▶

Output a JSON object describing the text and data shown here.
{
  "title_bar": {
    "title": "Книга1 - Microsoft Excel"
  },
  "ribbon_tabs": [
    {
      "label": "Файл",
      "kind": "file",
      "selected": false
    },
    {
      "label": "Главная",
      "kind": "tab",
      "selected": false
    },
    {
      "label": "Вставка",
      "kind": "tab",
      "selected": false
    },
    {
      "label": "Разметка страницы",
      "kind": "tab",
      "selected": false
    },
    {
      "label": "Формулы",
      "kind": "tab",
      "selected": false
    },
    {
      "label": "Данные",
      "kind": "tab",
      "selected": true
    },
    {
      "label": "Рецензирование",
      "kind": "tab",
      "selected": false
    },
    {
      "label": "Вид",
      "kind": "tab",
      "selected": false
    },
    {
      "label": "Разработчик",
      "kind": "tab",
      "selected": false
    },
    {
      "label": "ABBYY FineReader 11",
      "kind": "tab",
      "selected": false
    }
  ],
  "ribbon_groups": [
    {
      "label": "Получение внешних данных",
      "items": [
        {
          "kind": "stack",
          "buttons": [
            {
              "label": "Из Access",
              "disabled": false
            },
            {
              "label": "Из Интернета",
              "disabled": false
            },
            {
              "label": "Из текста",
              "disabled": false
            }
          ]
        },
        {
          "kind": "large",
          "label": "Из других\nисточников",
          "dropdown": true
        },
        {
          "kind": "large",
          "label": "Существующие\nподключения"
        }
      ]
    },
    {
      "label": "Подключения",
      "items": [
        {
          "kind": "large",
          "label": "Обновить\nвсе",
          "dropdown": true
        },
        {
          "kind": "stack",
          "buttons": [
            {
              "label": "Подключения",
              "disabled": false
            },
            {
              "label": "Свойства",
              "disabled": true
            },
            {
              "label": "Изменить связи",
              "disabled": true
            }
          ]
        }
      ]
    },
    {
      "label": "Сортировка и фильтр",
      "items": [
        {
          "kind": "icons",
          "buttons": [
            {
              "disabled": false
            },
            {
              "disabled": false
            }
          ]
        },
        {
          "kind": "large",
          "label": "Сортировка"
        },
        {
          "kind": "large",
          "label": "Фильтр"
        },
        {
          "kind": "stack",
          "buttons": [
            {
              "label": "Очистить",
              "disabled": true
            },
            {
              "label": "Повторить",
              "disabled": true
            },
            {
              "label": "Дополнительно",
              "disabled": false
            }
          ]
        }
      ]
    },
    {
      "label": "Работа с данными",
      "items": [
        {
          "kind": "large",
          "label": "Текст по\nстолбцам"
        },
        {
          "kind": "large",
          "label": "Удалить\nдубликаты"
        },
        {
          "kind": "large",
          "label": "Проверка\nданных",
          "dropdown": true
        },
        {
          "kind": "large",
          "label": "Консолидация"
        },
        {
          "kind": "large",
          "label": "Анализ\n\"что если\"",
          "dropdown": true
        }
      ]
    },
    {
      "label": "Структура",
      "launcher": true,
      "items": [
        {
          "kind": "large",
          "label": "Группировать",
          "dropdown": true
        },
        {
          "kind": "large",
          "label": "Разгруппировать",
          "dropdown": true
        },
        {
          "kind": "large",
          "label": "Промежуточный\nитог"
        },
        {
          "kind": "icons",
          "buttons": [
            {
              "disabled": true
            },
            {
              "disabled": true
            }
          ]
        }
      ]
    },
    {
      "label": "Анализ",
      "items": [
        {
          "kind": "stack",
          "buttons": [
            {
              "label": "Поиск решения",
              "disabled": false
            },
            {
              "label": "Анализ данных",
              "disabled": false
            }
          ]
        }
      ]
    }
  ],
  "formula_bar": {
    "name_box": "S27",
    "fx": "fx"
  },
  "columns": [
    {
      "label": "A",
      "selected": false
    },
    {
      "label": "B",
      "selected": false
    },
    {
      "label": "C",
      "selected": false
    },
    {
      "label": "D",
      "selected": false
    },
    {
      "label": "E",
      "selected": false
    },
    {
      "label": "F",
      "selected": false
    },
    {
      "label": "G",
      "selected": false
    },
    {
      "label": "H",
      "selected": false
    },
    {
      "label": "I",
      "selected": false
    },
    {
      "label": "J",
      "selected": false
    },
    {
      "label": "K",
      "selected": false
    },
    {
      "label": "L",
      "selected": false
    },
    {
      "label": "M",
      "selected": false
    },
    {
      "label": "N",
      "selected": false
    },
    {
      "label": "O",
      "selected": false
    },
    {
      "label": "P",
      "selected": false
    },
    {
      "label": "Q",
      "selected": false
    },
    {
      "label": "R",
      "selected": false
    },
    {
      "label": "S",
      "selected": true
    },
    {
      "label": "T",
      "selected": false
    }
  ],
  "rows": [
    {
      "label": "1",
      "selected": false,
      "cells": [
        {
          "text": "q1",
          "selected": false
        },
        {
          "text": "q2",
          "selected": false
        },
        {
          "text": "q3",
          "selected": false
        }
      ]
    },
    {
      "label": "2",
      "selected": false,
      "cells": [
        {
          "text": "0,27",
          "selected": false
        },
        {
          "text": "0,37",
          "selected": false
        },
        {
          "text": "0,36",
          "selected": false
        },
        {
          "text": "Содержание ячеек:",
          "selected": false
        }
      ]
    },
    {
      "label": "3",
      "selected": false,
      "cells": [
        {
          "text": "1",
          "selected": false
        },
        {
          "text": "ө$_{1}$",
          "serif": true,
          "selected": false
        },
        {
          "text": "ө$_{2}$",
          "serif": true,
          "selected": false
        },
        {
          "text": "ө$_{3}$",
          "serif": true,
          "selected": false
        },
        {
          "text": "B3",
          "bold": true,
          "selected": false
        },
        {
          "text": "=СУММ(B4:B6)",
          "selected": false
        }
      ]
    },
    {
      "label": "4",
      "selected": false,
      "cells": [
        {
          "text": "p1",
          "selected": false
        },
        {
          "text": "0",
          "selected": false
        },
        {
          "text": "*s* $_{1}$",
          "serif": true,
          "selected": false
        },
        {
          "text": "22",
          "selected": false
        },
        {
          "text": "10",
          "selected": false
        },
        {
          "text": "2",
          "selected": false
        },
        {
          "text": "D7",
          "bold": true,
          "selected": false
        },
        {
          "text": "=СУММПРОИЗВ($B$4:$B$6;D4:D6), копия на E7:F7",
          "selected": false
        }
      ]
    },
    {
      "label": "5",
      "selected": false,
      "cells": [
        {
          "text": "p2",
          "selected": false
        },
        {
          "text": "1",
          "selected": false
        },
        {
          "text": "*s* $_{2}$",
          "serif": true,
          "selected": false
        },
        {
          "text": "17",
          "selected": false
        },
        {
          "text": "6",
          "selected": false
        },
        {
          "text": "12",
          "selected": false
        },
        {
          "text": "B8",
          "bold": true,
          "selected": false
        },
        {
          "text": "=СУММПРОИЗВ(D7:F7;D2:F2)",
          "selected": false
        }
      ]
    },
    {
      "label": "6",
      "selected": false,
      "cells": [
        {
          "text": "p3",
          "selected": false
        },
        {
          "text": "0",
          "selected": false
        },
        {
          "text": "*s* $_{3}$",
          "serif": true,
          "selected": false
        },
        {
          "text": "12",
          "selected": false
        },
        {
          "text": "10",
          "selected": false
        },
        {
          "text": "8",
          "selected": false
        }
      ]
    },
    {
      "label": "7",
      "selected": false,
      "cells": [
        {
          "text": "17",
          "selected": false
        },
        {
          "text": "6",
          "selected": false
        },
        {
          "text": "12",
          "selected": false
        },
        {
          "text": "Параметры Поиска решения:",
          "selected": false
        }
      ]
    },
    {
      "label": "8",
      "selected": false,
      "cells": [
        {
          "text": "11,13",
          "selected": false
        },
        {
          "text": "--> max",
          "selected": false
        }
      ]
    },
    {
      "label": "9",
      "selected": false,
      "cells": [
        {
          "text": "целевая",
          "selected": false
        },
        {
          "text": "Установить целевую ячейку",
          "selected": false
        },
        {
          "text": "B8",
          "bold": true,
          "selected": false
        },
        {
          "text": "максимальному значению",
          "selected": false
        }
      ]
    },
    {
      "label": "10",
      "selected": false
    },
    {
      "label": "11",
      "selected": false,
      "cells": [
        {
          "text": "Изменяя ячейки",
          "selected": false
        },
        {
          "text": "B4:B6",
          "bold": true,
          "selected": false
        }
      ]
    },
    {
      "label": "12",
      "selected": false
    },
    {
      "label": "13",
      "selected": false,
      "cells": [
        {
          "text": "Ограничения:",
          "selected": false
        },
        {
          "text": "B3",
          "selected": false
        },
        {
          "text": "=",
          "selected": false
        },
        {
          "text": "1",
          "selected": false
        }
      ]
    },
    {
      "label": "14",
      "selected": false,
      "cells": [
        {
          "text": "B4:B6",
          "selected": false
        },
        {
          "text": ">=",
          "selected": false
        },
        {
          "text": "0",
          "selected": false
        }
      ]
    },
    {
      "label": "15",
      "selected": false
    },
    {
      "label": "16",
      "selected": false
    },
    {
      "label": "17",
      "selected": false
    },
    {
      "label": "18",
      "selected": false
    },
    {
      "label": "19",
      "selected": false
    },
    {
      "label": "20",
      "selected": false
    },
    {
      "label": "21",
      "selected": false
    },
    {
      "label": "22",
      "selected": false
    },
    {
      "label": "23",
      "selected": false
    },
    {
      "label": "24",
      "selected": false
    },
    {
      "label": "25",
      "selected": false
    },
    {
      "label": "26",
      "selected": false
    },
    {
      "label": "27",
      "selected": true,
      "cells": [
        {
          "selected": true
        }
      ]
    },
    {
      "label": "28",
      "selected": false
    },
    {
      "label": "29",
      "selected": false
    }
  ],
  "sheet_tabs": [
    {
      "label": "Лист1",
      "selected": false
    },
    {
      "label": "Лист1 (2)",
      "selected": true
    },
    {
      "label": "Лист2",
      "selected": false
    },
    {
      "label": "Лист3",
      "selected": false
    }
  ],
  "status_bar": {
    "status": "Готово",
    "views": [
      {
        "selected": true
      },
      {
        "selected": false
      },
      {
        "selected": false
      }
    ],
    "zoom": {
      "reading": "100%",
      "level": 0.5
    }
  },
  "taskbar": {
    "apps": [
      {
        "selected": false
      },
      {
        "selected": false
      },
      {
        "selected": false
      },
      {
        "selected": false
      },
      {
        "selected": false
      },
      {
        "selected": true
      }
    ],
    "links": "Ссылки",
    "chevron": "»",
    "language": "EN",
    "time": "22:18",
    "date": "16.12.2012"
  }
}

◀

§ **WRITTEN EXERCISE**
Filter the listing above by the word "СУММПРОИЗВ"; copy each line that passes.

§ **REPLY**
          "text": "=СУММПРОИЗВ($B$4:$B$6;D4:D6), копия на E7:F7",
          "text": "=СУММПРОИЗВ(D7:F7;D2:F2)",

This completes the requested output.